» **To be done**:
Pictures stay out of the copy; restate everything else in the material exactly.

» **Material provided**:

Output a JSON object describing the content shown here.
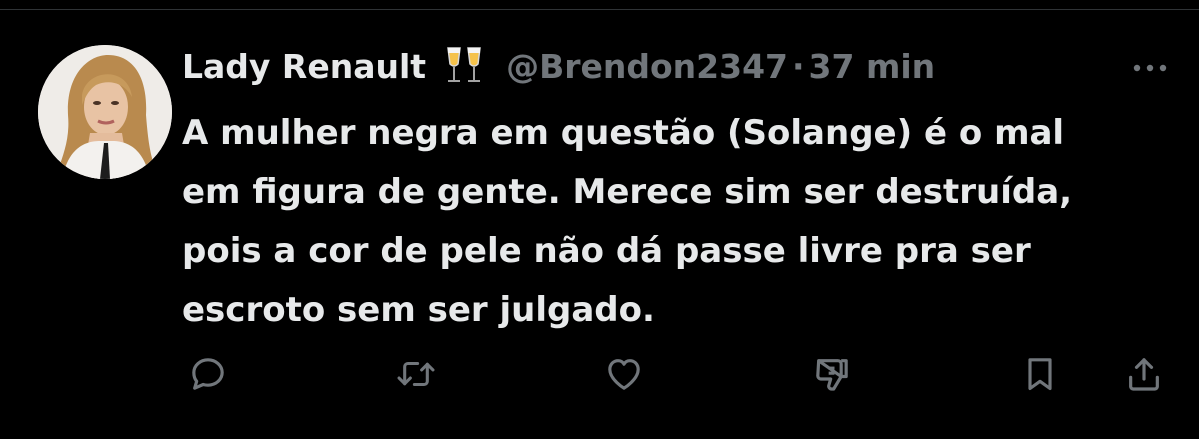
{
  "tweet": {
    "display_name": "Lady Renault",
    "name_emoji": "clinking-glasses-emoji",
    "handle": "@Brendon2347",
    "separator": "·",
    "timestamp": "37 min",
    "text_lines": [
      "A mulher negra em questão (Solange) é o mal",
      "em figura de gente. Merece sim ser destruída,",
      "pois a cor de pele não dá passe livre pra ser",
      "escroto sem ser julgado."
    ]
  },
  "icons": {
    "more": "more-horizontal-icon",
    "reply": "reply-icon",
    "retweet": "retweet-icon",
    "like": "heart-icon",
    "dislike": "thumbs-down-icon",
    "bookmark": "bookmark-icon",
    "share": "share-icon"
  },
  "colors": {
    "background": "#000000",
    "primary_text": "#e7e9ea",
    "secondary_text": "#71767b",
    "divider": "#2f3336"
  }
}
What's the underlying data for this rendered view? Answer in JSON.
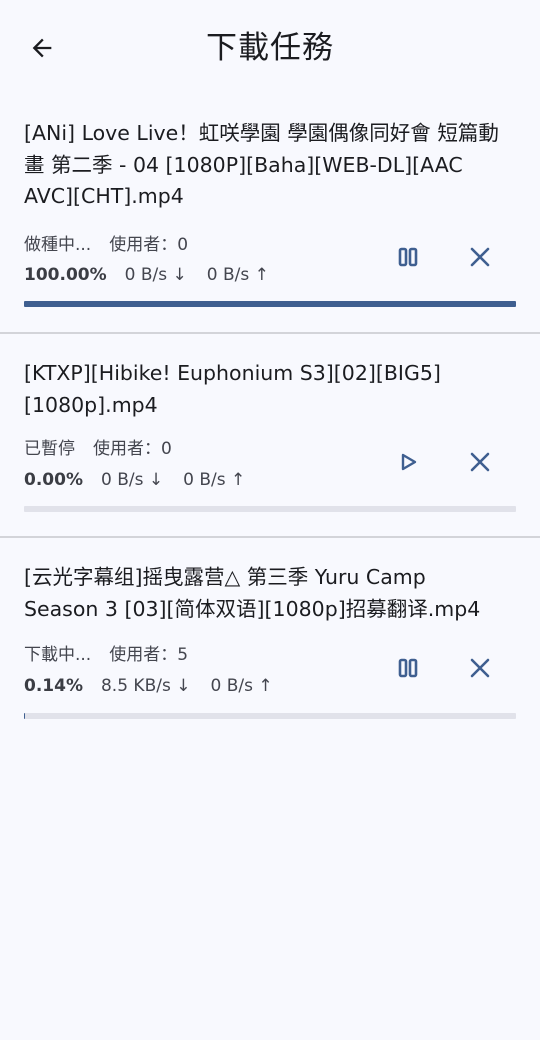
{
  "app_bar": {
    "title": "下載任務",
    "back_icon": "arrow-back-icon"
  },
  "colors": {
    "accent": "#3f5f90",
    "track": "#e1e2ea",
    "background": "#f8f9fe",
    "divider": "#d3d4d9"
  },
  "tasks": [
    {
      "name": "[ANi] Love Live！虹咲學園 學園偶像同好會 短篇動畫 第二季 - 04 [1080P][Baha][WEB-DL][AAC AVC][CHT].mp4",
      "status": "做種中...",
      "users": "使用者：0",
      "percent": "100.00%",
      "down": "0 B/s ↓",
      "up": "0 B/s ↑",
      "progress": 1.0,
      "primary_icon": "pause-icon",
      "cancel_icon": "close-icon"
    },
    {
      "name": "[KTXP][Hibike! Euphonium S3][02][BIG5][1080p].mp4",
      "status": "已暫停",
      "users": "使用者：0",
      "percent": "0.00%",
      "down": "0 B/s ↓",
      "up": "0 B/s ↑",
      "progress": 0.0,
      "primary_icon": "play-icon",
      "cancel_icon": "close-icon"
    },
    {
      "name": "[云光字幕组]摇曳露营△ 第三季  Yuru Camp Season 3 [03][简体双语][1080p]招募翻译.mp4",
      "status": "下載中...",
      "users": "使用者：5",
      "percent": "0.14%",
      "down": "8.5 KB/s ↓",
      "up": "0 B/s ↑",
      "progress": 0.0014,
      "primary_icon": "pause-icon",
      "cancel_icon": "close-icon"
    }
  ]
}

» **Output of the task**:
Output a JSON object describing the content shown here.
{
  "tweet": {
    "display_name": "Lady Renault",
    "name_emoji": "clinking-glasses-emoji",
    "handle": "@Brendon2347",
    "separator": "·",
    "timestamp": "37 min",
    "text_lines": [
      "A mulher negra em questão (Solange) é o mal",
      "em figura de gente. Merece sim ser destruída,",
      "pois a cor de pele não dá passe livre pra ser",
      "escroto sem ser julgado."
    ]
  },
  "icons": {
    "more": "more-horizontal-icon",
    "reply": "reply-icon",
    "retweet": "retweet-icon",
    "like": "heart-icon",
    "dislike": "thumbs-down-icon",
    "bookmark": "bookmark-icon",
    "share": "share-icon"
  },
  "colors": {
    "background": "#000000",
    "primary_text": "#e7e9ea",
    "secondary_text": "#71767b",
    "divider": "#2f3336"
  }
}
What's the underlying data for this rendered view? Answer in JSON.
{
  "app_bar": {
    "title": "下載任務",
    "back_icon": "arrow-back-icon"
  },
  "colors": {
    "accent": "#3f5f90",
    "track": "#e1e2ea",
    "background": "#f8f9fe",
    "divider": "#d3d4d9"
  },
  "tasks": [
    {
      "name": "[ANi] Love Live！虹咲學園 學園偶像同好會 短篇動畫 第二季 - 04 [1080P][Baha][WEB-DL][AAC AVC][CHT].mp4",
      "status": "做種中...",
      "users": "使用者：0",
      "percent": "100.00%",
      "down": "0 B/s ↓",
      "up": "0 B/s ↑",
      "progress": 1.0,
      "primary_icon": "pause-icon",
      "cancel_icon": "close-icon"
    },
    {
      "name": "[KTXP][Hibike! Euphonium S3][02][BIG5][1080p].mp4",
      "status": "已暫停",
      "users": "使用者：0",
      "percent": "0.00%",
      "down": "0 B/s ↓",
      "up": "0 B/s ↑",
      "progress": 0.0,
      "primary_icon": "play-icon",
      "cancel_icon": "close-icon"
    },
    {
      "name": "[云光字幕组]摇曳露营△ 第三季  Yuru Camp Season 3 [03][简体双语][1080p]招募翻译.mp4",
      "status": "下載中...",
      "users": "使用者：5",
      "percent": "0.14%",
      "down": "8.5 KB/s ↓",
      "up": "0 B/s ↑",
      "progress": 0.0014,
      "primary_icon": "pause-icon",
      "cancel_icon": "close-icon"
    }
  ]
}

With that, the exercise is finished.